(Extracts from a graphics dataset)
——————

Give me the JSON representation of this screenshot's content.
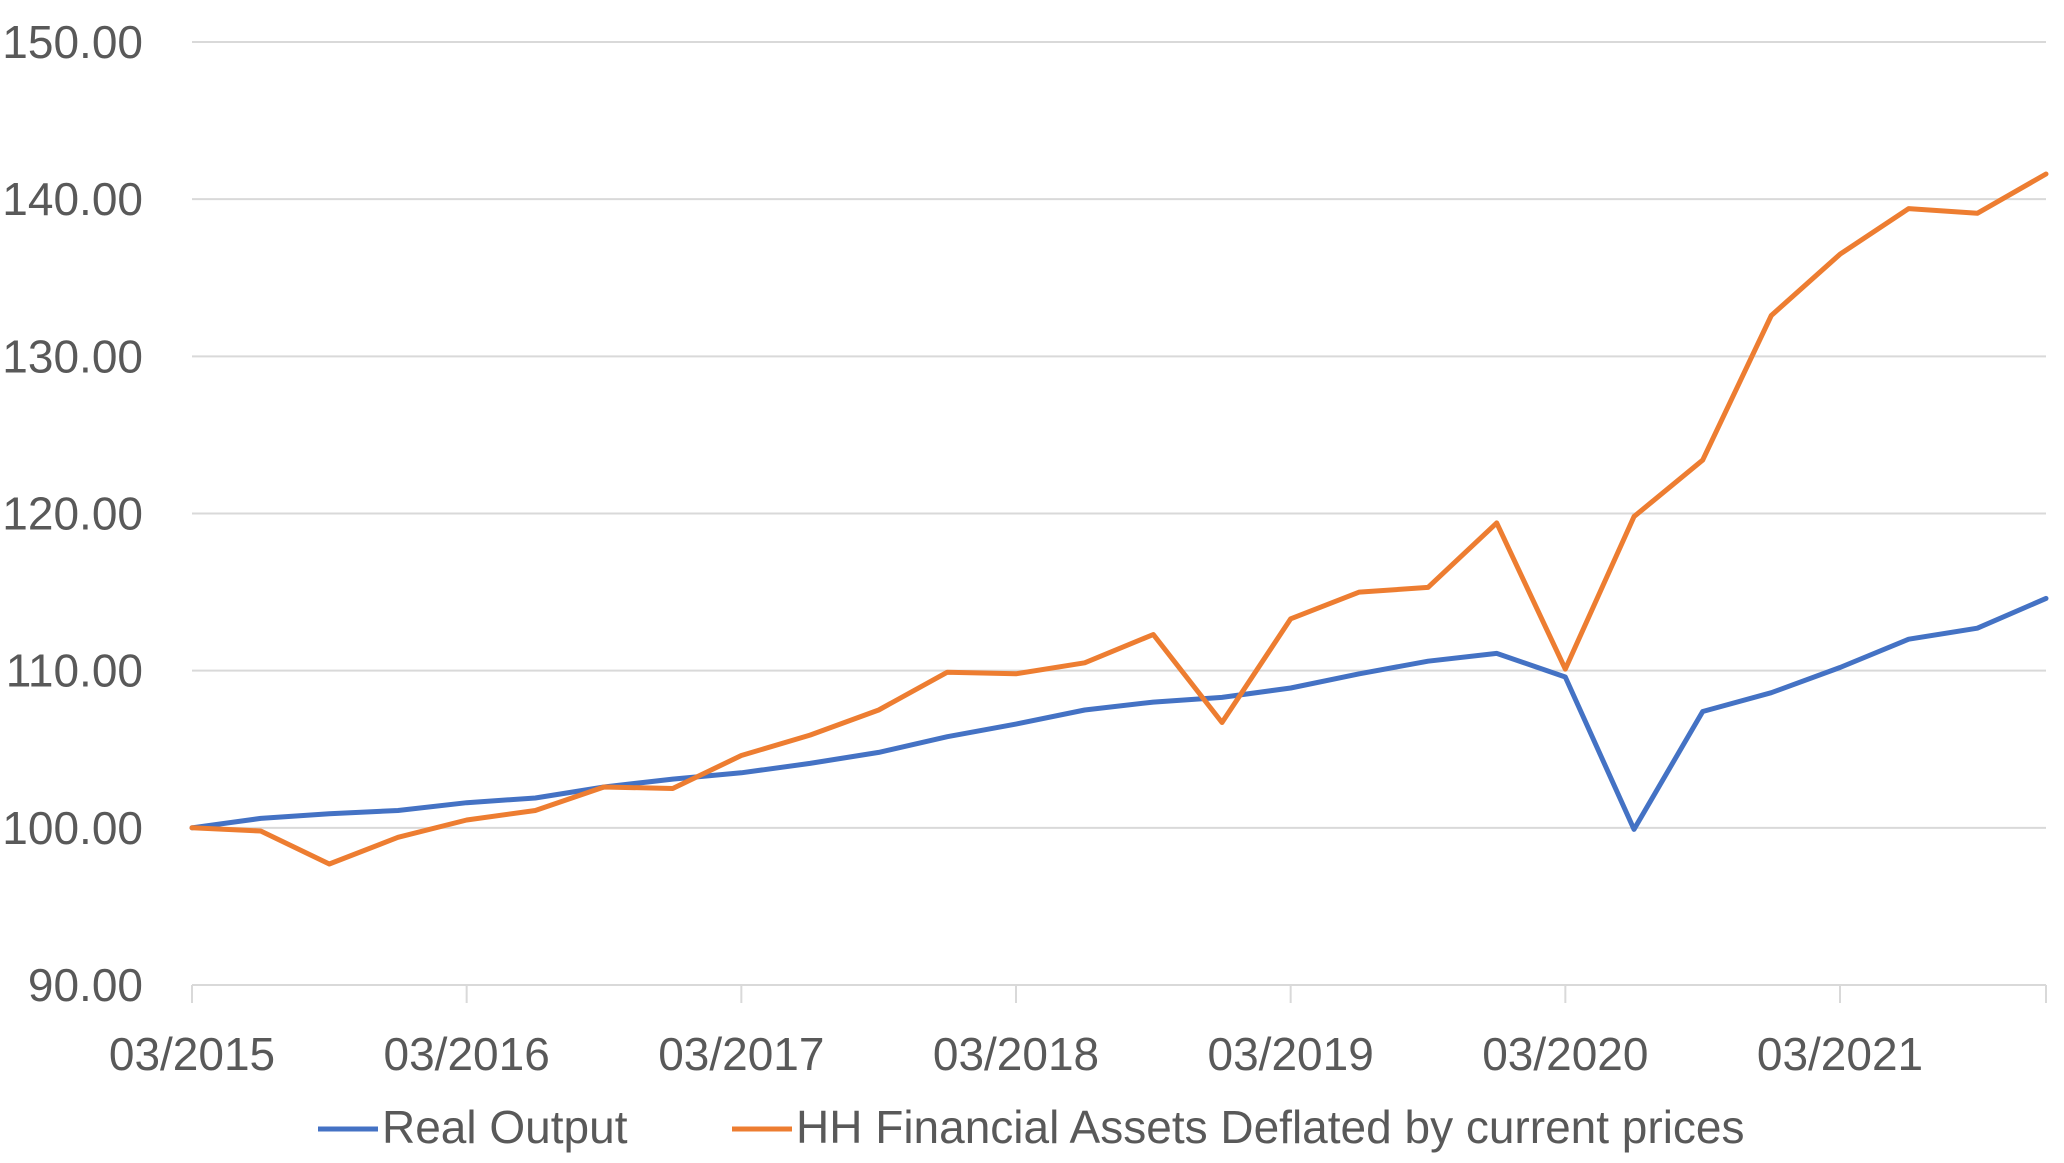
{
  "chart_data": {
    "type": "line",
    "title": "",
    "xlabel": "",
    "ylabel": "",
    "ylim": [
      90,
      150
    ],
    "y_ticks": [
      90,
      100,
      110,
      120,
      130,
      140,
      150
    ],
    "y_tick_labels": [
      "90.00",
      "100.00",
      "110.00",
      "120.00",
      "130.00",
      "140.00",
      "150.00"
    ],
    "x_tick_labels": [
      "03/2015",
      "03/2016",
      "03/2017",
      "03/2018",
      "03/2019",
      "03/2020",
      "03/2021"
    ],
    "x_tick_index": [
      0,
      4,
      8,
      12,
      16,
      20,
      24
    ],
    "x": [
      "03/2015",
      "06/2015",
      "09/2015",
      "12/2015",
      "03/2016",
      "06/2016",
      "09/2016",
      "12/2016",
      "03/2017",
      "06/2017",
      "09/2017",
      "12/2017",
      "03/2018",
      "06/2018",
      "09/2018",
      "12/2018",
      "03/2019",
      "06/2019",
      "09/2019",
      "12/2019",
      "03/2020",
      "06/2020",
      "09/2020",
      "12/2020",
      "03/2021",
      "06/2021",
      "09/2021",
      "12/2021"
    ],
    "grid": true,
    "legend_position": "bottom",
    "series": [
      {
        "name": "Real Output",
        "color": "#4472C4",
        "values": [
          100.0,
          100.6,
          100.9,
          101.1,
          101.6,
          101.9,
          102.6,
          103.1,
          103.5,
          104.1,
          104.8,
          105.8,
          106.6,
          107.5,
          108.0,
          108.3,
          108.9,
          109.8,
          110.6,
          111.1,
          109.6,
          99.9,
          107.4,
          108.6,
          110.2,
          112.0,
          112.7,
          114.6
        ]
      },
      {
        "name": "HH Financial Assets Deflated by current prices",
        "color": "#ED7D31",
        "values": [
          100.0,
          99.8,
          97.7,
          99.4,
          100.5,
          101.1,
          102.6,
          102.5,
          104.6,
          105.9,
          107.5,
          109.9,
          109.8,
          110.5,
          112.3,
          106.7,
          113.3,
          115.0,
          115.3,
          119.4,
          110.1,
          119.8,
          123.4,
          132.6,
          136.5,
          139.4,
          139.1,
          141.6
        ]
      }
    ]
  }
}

——————

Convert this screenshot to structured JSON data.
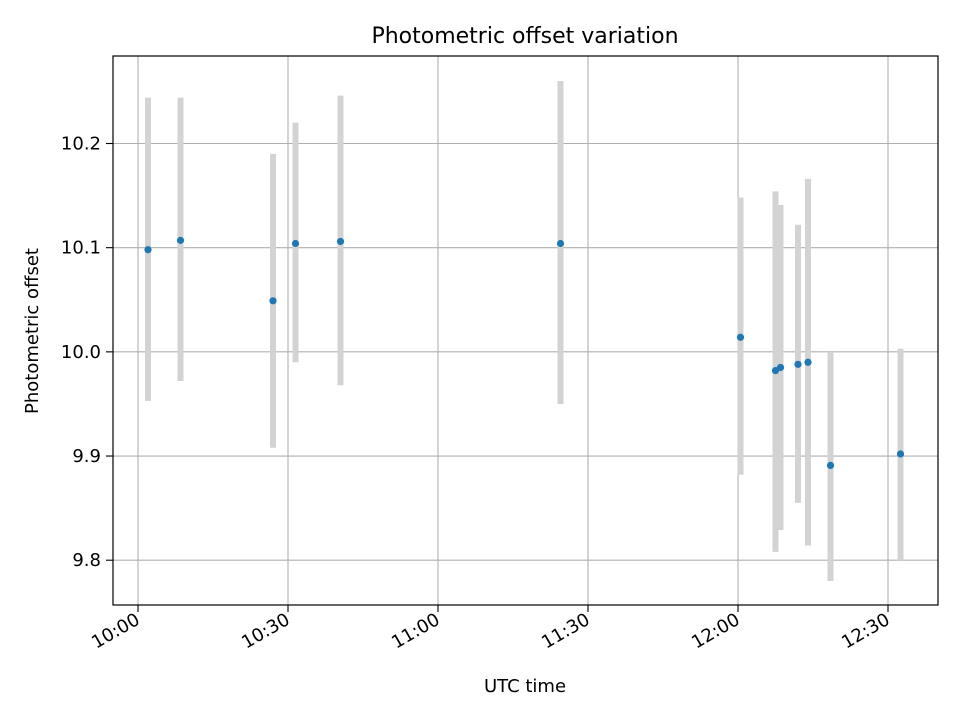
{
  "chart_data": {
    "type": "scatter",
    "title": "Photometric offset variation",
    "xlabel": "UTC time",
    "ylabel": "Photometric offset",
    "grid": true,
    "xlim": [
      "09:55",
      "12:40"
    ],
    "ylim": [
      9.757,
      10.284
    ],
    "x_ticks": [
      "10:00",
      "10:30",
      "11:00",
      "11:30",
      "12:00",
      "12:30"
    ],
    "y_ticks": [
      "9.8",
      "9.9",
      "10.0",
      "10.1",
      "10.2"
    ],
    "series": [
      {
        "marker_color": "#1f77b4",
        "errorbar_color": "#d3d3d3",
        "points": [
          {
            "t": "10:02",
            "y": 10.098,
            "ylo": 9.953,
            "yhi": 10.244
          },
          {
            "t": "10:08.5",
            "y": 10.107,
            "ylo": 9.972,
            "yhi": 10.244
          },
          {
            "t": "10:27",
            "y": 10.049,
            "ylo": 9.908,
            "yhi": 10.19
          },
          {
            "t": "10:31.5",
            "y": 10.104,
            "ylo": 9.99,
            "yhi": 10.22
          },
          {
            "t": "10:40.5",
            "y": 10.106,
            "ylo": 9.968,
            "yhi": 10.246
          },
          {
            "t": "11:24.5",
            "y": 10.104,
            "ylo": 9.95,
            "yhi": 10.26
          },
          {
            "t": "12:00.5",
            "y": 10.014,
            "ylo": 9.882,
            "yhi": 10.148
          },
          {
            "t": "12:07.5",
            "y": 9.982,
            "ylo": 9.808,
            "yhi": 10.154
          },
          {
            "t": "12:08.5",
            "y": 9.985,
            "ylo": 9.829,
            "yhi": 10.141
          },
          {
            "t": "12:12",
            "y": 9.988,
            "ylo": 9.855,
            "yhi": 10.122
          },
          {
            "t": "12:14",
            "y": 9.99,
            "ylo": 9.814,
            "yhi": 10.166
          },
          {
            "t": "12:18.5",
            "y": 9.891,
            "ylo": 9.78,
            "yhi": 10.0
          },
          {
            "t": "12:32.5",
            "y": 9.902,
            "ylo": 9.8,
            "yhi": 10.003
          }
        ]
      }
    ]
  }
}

——————

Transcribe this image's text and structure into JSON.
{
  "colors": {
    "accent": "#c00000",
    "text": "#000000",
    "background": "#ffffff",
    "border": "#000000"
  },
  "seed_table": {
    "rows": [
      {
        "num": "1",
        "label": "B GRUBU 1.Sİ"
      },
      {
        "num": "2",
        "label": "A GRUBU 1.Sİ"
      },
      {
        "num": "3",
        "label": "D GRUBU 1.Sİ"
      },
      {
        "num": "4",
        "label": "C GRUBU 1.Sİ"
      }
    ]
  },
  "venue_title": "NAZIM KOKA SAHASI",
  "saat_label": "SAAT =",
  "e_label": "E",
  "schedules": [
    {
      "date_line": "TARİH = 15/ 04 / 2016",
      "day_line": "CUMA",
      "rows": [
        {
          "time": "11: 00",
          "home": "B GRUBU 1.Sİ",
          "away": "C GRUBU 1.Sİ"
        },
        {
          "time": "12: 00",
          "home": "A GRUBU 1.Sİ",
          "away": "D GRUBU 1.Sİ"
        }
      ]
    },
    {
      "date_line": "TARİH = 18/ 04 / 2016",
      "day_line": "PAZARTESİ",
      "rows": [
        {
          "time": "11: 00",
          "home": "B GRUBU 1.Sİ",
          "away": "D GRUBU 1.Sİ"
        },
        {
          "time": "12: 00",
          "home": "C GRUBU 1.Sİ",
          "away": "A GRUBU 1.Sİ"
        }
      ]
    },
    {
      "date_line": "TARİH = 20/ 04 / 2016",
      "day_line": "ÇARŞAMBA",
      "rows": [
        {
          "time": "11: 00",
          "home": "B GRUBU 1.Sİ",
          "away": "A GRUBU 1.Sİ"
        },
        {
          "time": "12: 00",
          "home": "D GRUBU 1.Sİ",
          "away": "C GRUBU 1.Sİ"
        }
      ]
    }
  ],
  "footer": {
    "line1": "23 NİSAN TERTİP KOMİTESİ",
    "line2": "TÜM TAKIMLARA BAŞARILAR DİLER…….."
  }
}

——————

[TO DO]: Report the number of lines holding the string "this", without any other words.

[THE OUTPUT]: 3